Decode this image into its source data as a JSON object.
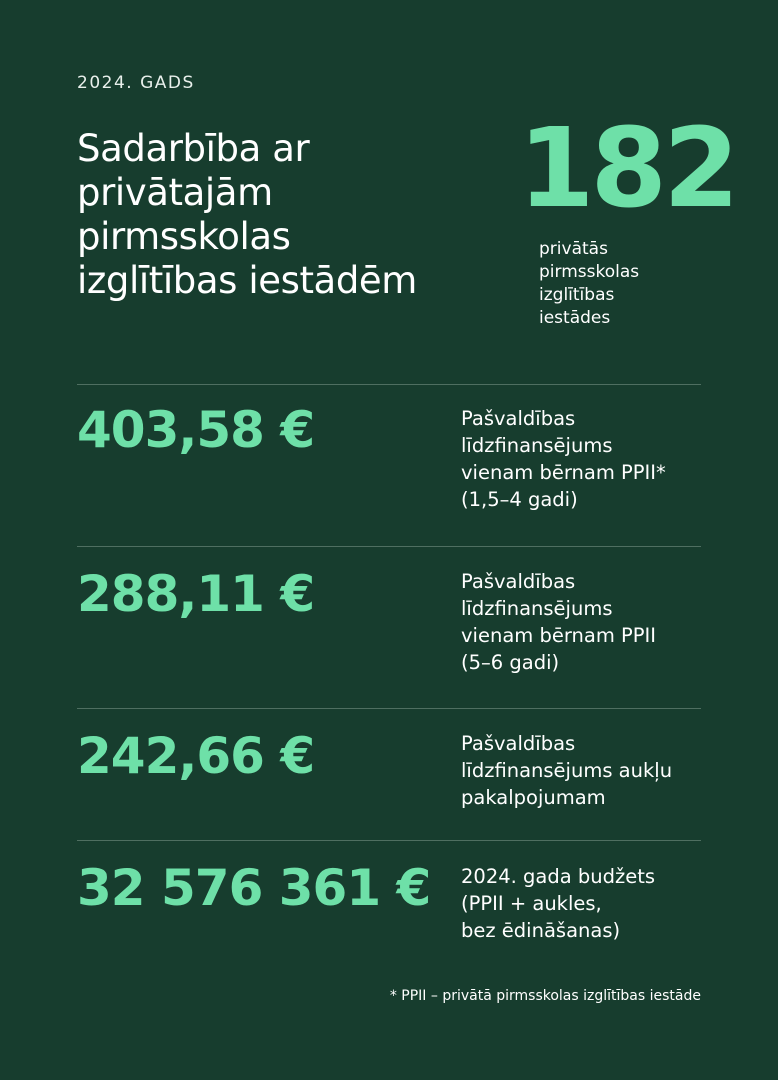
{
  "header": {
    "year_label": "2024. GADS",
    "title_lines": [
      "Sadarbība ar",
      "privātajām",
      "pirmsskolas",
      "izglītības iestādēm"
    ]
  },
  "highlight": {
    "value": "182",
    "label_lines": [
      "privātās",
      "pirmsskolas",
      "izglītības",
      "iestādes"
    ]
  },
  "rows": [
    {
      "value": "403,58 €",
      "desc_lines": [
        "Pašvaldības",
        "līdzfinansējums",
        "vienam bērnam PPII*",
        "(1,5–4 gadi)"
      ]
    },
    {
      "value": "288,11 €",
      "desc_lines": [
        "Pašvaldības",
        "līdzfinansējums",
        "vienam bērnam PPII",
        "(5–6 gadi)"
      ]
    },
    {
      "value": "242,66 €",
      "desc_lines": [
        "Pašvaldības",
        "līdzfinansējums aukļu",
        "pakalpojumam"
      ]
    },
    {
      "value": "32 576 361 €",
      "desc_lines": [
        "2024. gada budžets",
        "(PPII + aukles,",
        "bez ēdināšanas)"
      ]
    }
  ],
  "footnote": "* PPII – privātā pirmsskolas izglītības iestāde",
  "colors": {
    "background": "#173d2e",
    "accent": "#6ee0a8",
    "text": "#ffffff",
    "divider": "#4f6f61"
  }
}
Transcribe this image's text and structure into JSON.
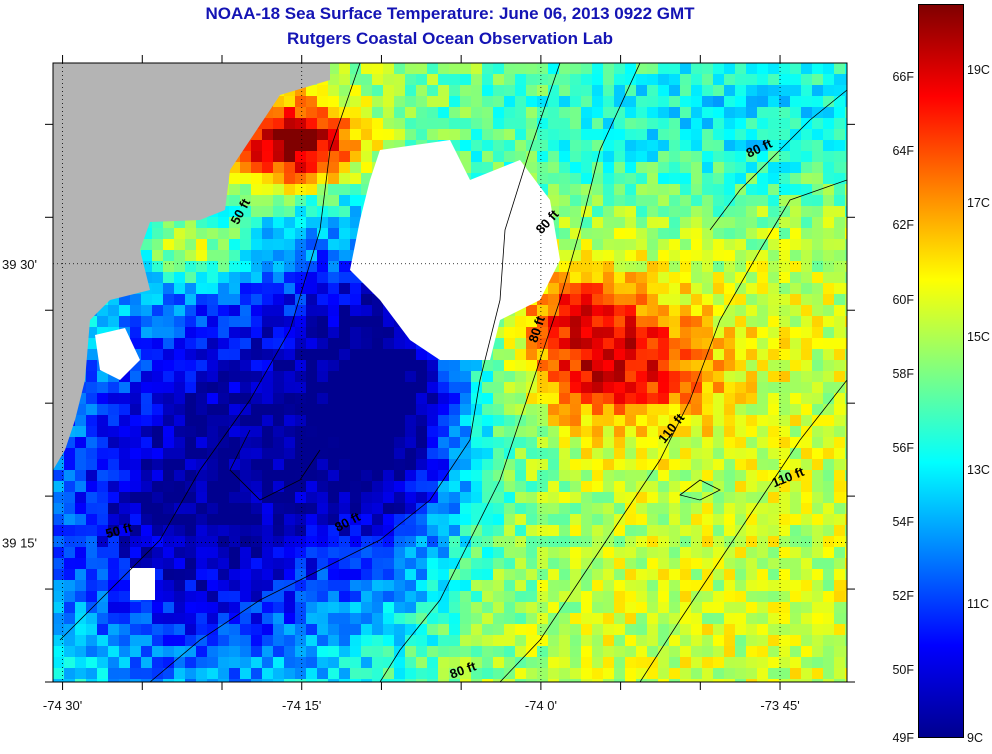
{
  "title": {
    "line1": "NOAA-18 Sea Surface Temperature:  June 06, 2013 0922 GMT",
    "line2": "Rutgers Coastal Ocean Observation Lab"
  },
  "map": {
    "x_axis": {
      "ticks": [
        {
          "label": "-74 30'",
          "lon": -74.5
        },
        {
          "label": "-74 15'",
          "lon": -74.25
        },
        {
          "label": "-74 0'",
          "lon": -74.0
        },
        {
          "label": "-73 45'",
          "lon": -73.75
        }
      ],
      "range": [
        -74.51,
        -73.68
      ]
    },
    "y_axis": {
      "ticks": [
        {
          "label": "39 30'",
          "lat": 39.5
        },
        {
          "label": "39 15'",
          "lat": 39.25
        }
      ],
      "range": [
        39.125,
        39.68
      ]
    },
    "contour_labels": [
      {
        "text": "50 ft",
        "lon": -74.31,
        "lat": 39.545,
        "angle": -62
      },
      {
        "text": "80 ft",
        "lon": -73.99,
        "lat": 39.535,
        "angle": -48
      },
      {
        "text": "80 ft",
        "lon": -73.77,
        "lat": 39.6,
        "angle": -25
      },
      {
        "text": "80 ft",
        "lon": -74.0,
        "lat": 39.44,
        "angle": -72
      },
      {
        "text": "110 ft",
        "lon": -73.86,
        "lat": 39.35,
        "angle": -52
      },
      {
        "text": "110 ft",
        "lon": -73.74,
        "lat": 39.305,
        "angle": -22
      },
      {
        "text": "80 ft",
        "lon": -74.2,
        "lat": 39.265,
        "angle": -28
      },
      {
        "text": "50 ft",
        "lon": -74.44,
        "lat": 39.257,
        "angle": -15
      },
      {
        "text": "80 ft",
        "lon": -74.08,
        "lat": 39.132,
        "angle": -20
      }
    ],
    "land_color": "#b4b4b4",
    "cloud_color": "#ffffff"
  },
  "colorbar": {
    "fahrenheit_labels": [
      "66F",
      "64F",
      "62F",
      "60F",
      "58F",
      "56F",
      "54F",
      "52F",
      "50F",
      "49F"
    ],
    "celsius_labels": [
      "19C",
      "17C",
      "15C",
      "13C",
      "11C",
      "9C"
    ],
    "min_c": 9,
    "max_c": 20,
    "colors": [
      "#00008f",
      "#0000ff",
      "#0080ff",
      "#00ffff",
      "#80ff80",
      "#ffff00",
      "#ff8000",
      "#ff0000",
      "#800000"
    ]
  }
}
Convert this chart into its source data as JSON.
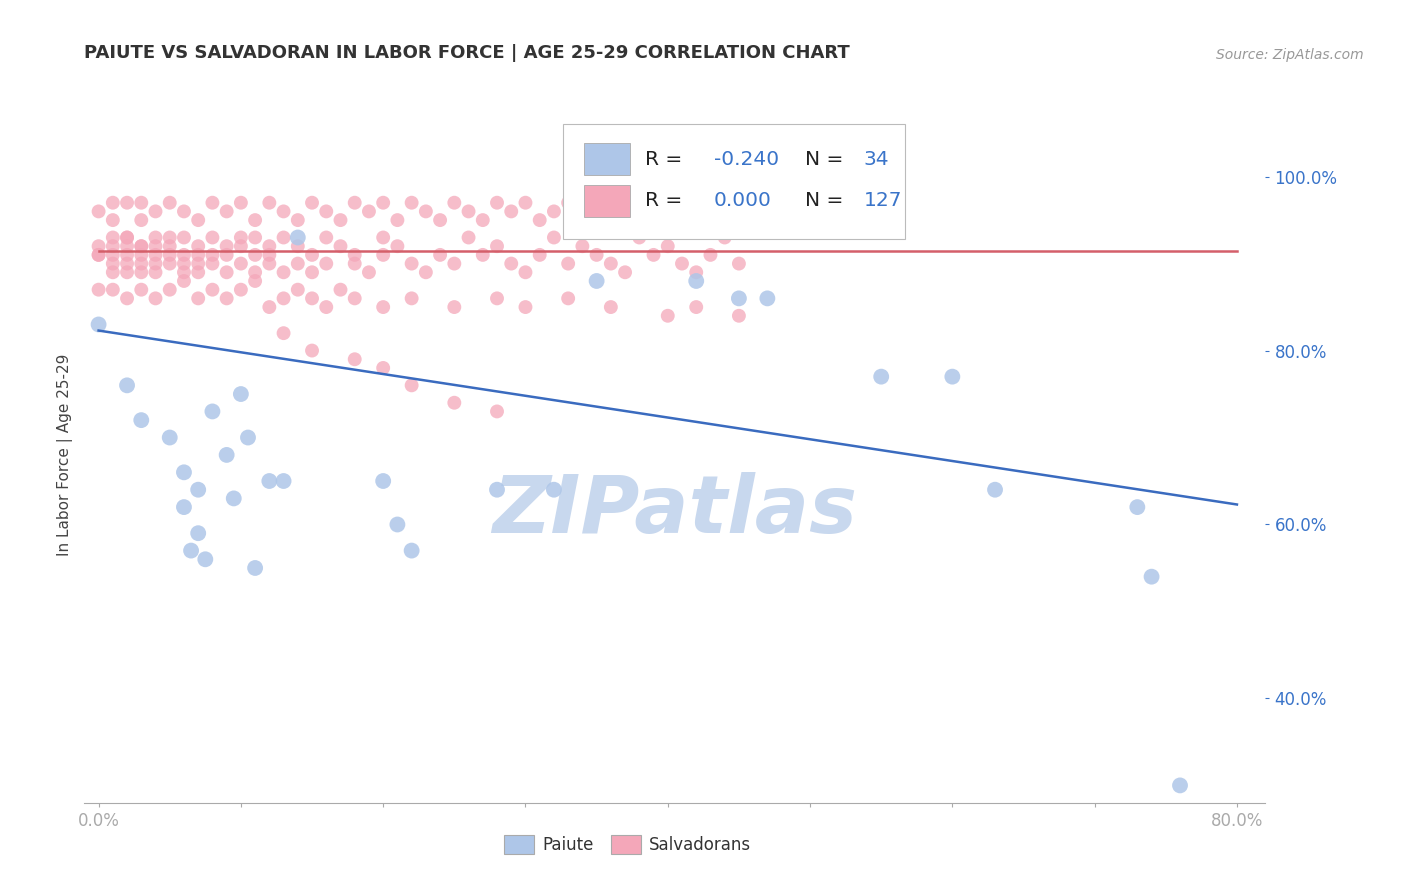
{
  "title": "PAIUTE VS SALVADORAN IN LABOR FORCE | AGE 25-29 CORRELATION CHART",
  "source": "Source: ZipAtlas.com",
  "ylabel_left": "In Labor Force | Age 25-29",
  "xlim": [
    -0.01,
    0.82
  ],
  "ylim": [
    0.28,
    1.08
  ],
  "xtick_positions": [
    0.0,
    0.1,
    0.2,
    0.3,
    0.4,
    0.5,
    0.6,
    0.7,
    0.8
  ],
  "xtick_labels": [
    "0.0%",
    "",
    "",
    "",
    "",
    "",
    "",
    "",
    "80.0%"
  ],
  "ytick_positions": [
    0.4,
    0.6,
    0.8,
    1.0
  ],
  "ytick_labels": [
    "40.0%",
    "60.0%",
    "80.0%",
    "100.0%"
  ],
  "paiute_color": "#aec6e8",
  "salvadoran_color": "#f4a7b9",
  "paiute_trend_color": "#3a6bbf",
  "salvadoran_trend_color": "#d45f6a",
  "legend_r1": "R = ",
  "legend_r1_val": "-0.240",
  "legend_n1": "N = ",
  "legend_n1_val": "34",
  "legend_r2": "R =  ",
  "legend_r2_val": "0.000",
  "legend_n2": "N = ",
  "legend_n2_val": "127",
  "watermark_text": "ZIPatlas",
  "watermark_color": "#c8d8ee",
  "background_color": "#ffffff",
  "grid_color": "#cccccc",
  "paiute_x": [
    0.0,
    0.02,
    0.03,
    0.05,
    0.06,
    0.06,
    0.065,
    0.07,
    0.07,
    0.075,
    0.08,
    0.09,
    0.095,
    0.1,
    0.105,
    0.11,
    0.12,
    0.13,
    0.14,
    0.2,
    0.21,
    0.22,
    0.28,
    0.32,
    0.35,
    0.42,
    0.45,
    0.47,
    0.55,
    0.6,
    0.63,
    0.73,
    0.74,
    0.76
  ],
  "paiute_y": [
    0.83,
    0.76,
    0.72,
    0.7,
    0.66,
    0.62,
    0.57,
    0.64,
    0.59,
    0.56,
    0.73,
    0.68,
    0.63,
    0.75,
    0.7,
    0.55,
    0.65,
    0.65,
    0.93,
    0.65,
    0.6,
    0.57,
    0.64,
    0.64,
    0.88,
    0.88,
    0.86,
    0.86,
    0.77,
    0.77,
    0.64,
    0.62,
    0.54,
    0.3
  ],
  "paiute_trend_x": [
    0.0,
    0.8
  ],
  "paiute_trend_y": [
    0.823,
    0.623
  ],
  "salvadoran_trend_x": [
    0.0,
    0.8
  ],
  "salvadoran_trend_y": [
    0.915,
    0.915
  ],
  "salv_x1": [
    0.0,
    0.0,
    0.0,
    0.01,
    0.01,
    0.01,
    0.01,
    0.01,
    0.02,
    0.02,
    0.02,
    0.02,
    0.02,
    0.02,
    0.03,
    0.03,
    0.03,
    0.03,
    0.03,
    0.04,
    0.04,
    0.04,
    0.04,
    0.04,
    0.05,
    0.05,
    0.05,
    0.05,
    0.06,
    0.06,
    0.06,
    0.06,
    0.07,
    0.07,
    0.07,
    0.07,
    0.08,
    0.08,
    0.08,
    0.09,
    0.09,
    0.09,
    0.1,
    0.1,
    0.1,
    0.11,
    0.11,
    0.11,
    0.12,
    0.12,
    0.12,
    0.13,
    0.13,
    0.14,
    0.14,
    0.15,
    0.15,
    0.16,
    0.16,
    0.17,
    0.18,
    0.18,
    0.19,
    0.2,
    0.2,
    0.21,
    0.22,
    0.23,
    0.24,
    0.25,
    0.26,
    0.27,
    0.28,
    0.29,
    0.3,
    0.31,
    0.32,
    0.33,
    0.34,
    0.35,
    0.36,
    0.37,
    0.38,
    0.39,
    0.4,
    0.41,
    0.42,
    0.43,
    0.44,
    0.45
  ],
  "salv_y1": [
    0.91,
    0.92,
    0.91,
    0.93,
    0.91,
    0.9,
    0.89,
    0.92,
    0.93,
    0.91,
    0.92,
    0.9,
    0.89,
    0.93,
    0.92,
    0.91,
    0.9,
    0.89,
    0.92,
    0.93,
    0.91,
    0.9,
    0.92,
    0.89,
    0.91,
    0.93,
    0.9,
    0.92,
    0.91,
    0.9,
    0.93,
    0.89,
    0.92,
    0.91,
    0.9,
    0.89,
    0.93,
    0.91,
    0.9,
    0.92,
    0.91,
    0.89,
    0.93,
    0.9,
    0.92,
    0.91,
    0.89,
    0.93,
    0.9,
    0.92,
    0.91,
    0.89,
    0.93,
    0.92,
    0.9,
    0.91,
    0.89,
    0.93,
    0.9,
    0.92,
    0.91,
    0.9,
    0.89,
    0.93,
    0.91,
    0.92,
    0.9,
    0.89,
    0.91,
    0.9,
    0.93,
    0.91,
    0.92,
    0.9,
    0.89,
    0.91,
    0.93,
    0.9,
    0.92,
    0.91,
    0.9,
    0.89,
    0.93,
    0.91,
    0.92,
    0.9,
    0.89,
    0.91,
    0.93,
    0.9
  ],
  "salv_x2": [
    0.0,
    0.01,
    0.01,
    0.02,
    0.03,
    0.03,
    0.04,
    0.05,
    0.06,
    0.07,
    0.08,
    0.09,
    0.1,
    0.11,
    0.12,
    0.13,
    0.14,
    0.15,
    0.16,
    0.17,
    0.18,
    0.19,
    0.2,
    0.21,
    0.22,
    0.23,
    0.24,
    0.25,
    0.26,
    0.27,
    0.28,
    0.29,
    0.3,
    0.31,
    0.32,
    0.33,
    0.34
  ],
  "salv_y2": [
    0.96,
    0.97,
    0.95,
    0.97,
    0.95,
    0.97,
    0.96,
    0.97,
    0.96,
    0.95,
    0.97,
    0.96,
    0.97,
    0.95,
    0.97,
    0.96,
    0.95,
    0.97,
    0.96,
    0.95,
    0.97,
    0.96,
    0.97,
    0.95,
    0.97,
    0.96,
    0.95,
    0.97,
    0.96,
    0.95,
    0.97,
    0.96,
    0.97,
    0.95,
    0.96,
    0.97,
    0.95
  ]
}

■ ■ ■

▶ Problem description
In the records above, how many lines contain the word "value"? Give the number alone.

▶ Worked answer
5